[The exercise]:
Leave out all pictures and retype exactly the lines from the one with "Parse this screenshot: output" through the last line of the material.

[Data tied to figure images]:
'''

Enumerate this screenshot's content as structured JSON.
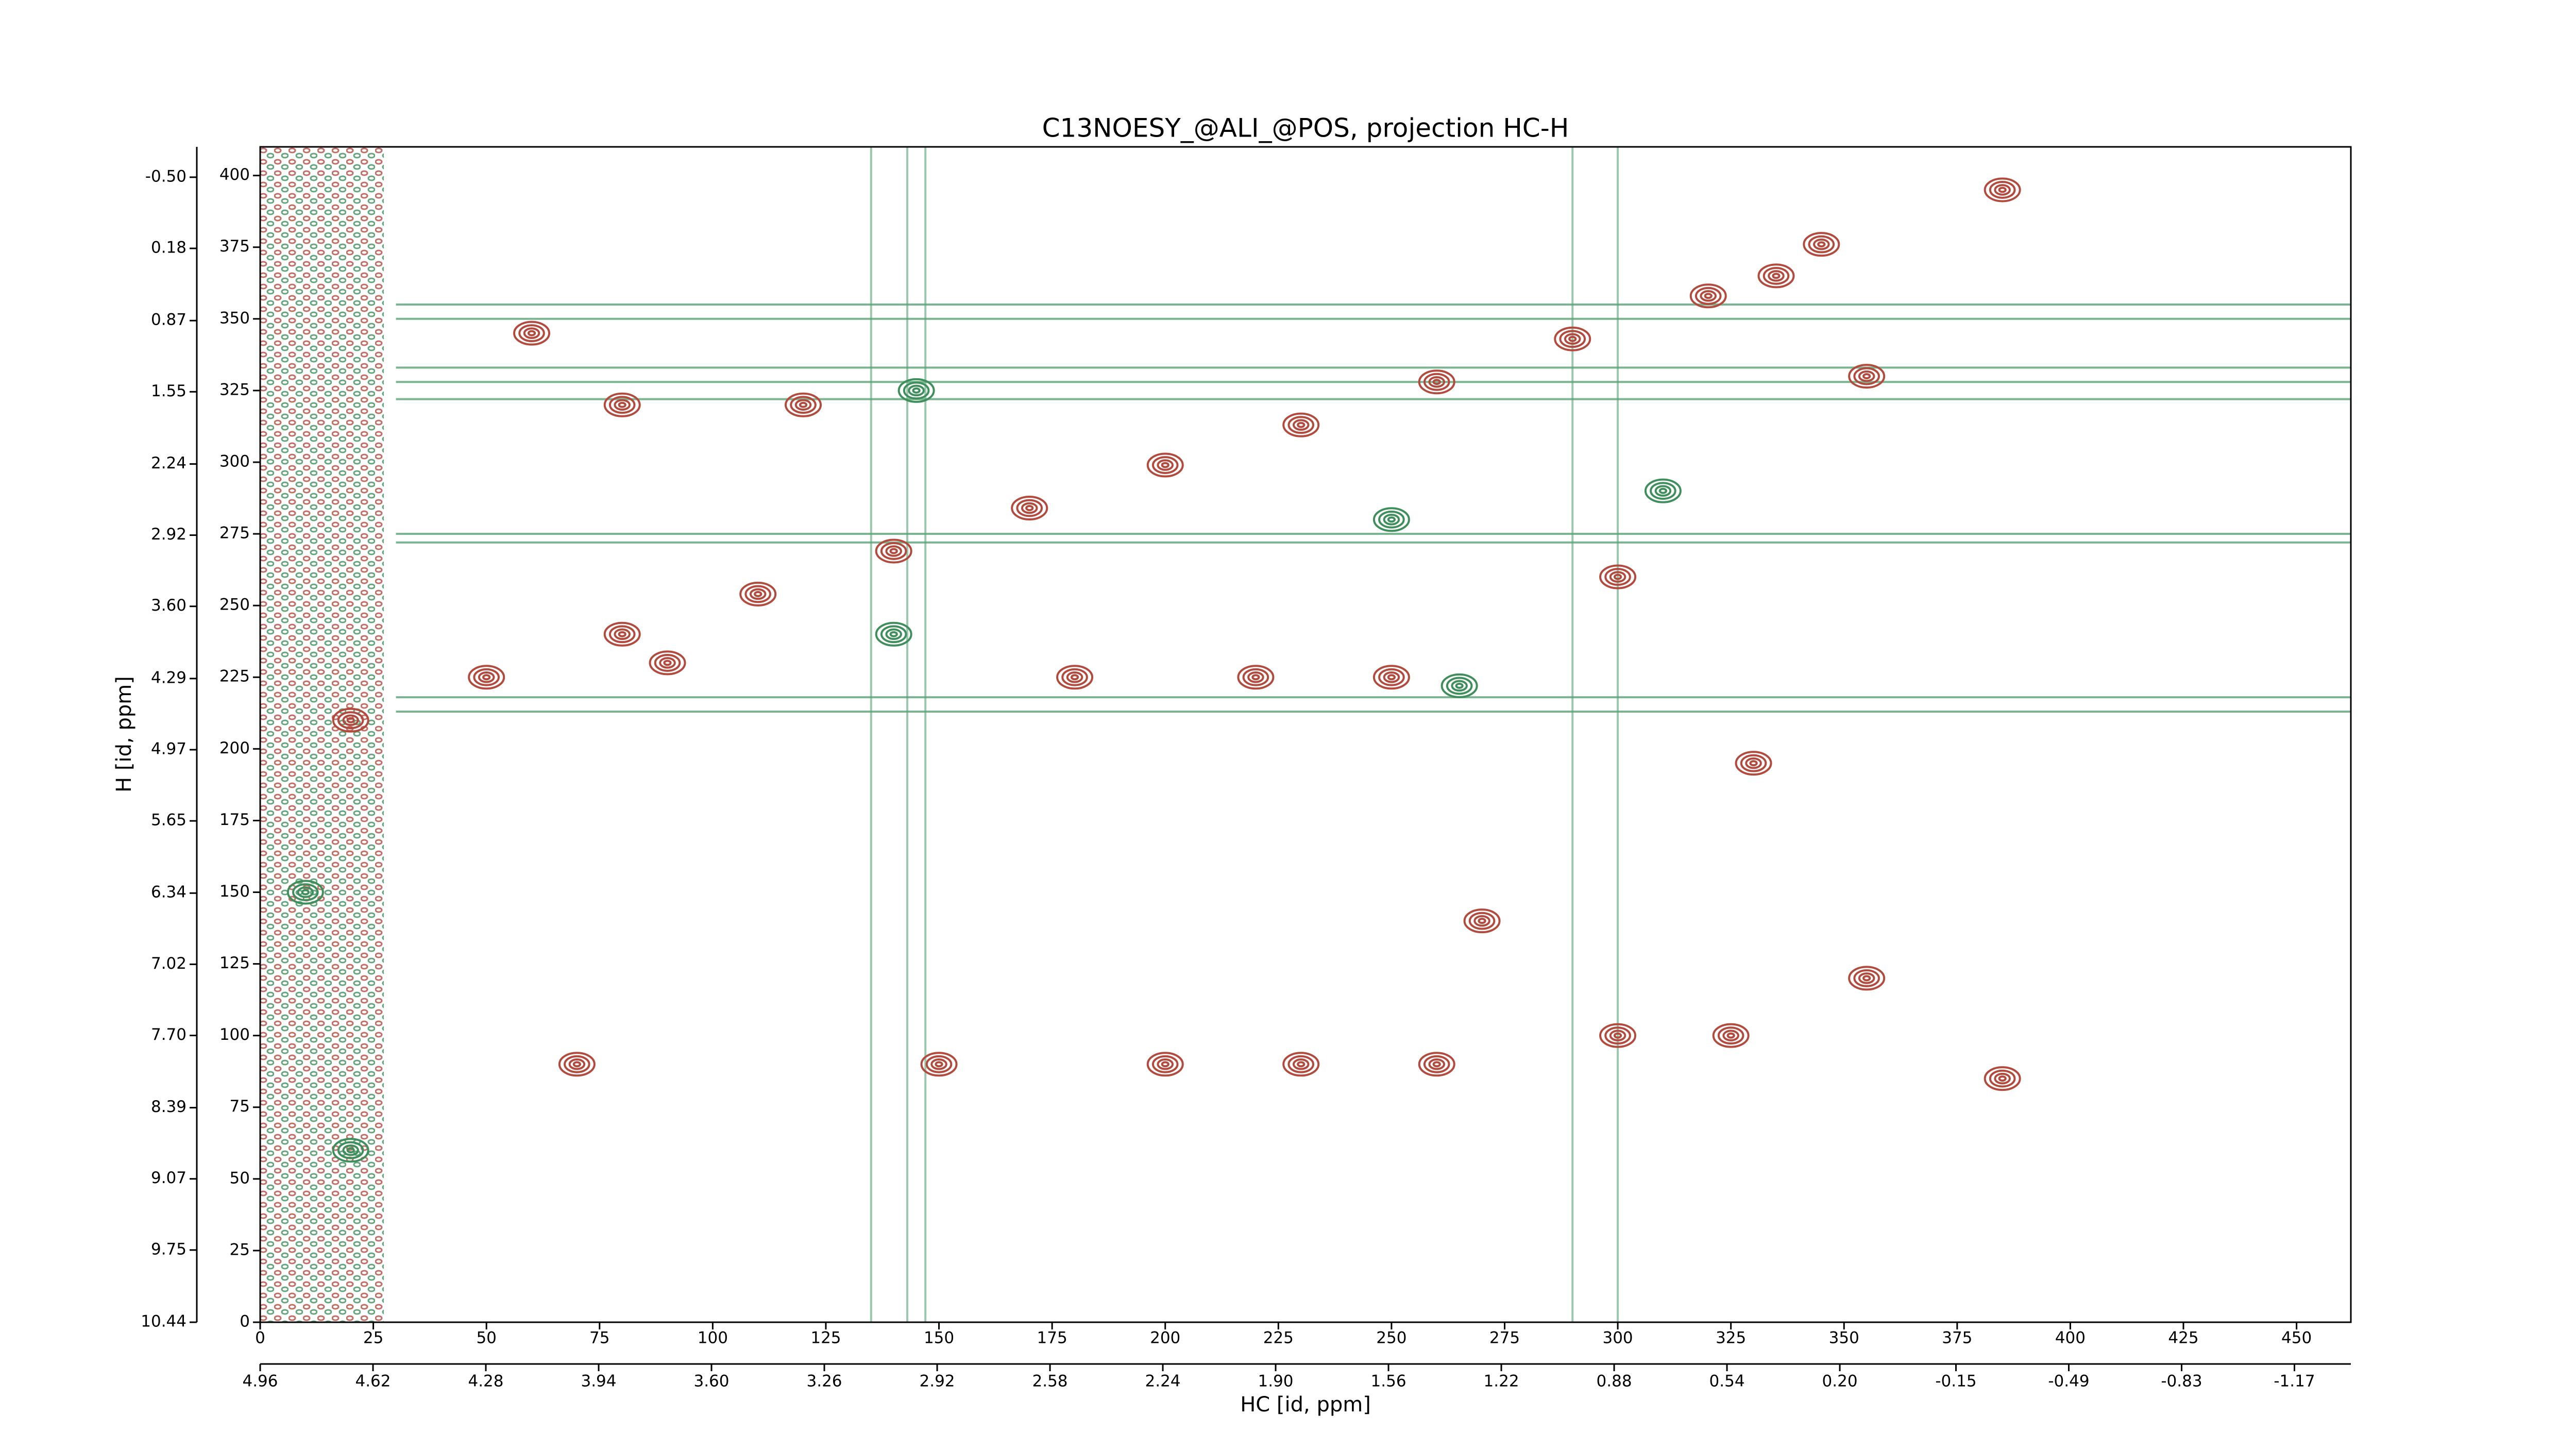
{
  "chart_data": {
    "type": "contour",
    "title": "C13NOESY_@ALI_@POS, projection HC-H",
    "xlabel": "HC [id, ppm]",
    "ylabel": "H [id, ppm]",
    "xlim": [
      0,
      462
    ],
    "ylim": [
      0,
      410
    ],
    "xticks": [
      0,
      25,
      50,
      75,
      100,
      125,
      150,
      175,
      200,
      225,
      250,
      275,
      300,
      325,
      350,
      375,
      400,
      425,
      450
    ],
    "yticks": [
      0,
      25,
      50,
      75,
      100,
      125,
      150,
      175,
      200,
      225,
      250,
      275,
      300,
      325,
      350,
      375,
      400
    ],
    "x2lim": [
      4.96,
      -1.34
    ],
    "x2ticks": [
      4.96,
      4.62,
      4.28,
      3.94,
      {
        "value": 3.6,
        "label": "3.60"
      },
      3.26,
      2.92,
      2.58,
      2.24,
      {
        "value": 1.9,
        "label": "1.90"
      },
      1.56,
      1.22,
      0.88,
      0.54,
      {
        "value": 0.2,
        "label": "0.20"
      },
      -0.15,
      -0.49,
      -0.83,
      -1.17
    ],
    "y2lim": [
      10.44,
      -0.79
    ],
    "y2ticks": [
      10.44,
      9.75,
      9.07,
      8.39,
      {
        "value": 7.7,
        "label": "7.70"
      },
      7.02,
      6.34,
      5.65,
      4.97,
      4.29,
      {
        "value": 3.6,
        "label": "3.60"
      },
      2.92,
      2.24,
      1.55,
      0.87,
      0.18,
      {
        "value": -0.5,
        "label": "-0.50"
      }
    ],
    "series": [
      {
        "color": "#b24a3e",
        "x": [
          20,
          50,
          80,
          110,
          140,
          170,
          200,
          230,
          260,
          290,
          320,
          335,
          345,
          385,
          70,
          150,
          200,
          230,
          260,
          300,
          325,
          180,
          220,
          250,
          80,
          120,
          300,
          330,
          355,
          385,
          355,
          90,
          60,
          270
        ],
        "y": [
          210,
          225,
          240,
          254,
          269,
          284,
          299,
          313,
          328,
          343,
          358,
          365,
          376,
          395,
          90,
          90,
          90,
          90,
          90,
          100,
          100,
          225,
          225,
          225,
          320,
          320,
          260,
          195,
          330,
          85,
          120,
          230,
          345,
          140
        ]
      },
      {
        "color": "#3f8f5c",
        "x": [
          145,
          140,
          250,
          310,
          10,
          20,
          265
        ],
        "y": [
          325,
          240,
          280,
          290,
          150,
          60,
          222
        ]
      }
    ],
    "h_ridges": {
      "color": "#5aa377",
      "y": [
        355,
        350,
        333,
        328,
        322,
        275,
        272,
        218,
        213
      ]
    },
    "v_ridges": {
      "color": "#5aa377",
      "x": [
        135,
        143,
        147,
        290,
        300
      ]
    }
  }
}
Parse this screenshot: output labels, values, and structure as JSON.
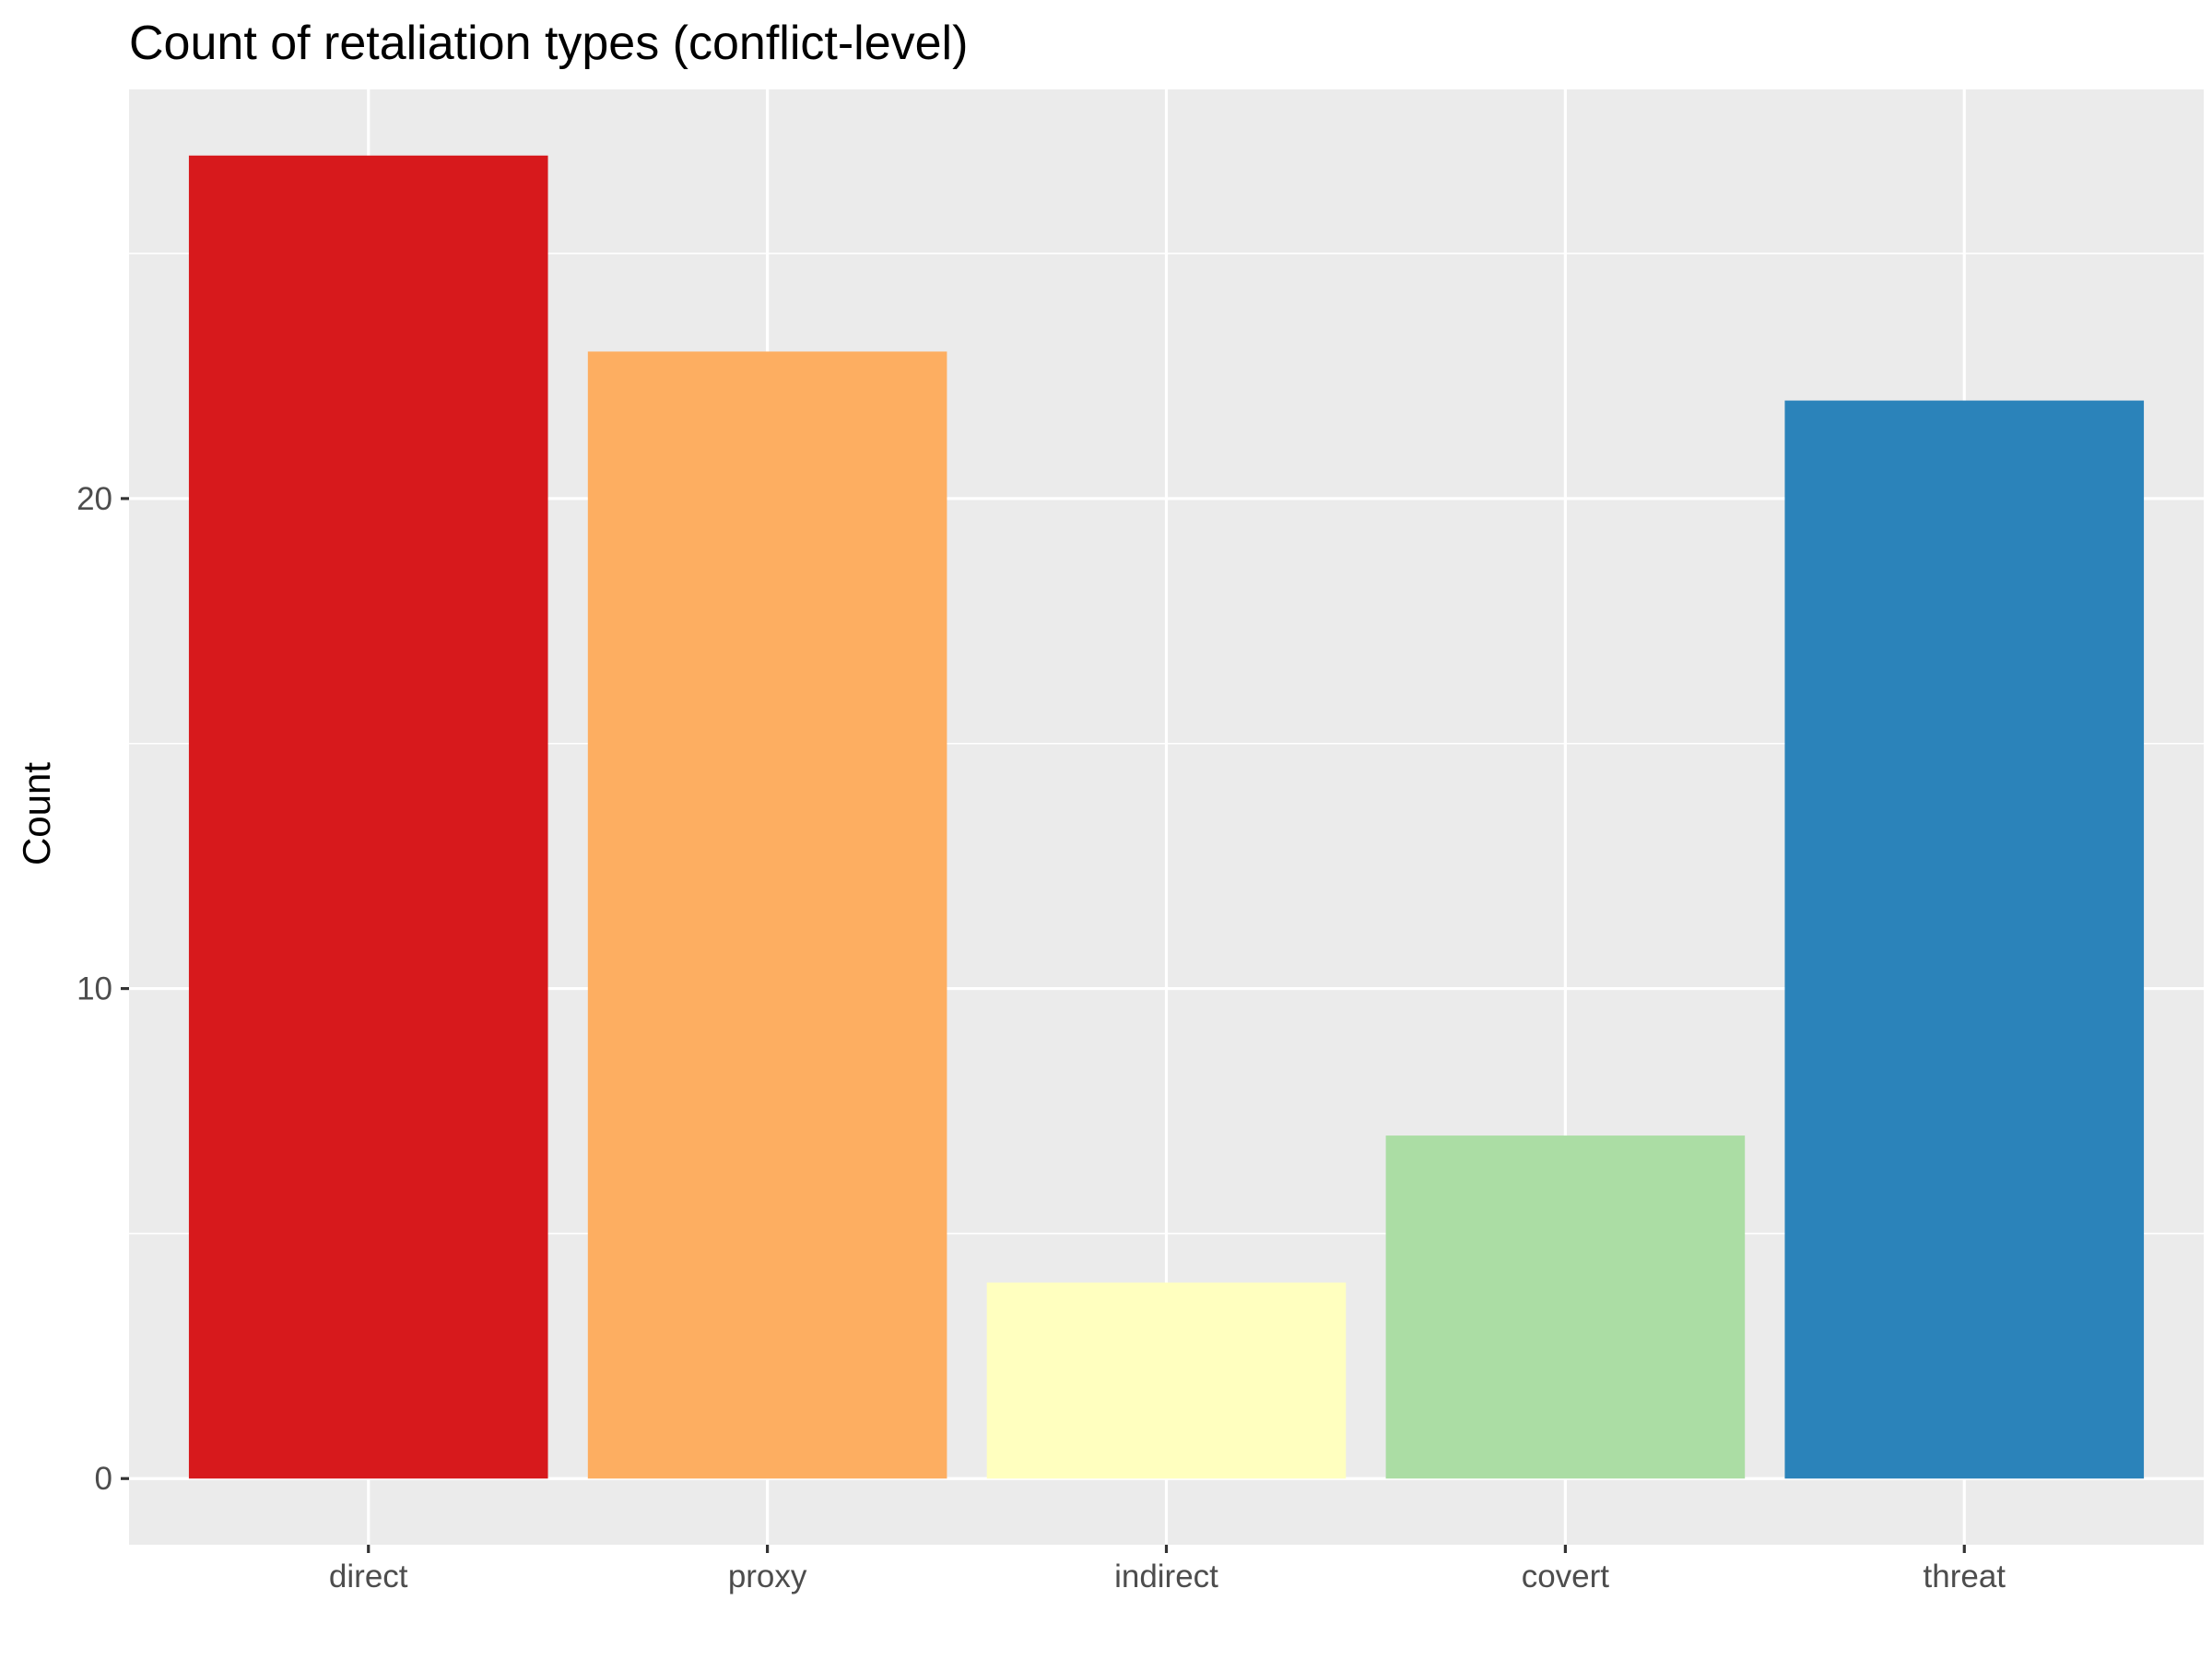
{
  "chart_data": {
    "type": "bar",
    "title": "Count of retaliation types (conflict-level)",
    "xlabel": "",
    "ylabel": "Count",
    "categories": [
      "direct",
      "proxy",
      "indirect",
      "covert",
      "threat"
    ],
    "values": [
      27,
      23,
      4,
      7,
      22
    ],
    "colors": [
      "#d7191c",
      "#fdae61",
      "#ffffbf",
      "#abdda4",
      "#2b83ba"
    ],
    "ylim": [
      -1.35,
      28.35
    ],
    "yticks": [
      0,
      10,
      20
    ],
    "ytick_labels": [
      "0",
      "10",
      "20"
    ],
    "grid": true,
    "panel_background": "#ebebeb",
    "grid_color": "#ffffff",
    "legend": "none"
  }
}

'''

[Finished task]:
Parse this screenshot: output labels, values, and structure as JSON.
{
  "chart_data": {
    "type": "bar",
    "title": "Count of retaliation types (conflict-level)",
    "xlabel": "",
    "ylabel": "Count",
    "categories": [
      "direct",
      "proxy",
      "indirect",
      "covert",
      "threat"
    ],
    "values": [
      27,
      23,
      4,
      7,
      22
    ],
    "colors": [
      "#d7191c",
      "#fdae61",
      "#ffffbf",
      "#abdda4",
      "#2b83ba"
    ],
    "ylim": [
      -1.35,
      28.35
    ],
    "yticks": [
      0,
      10,
      20
    ],
    "ytick_labels": [
      "0",
      "10",
      "20"
    ],
    "grid": true,
    "panel_background": "#ebebeb",
    "grid_color": "#ffffff",
    "legend": "none"
  }
}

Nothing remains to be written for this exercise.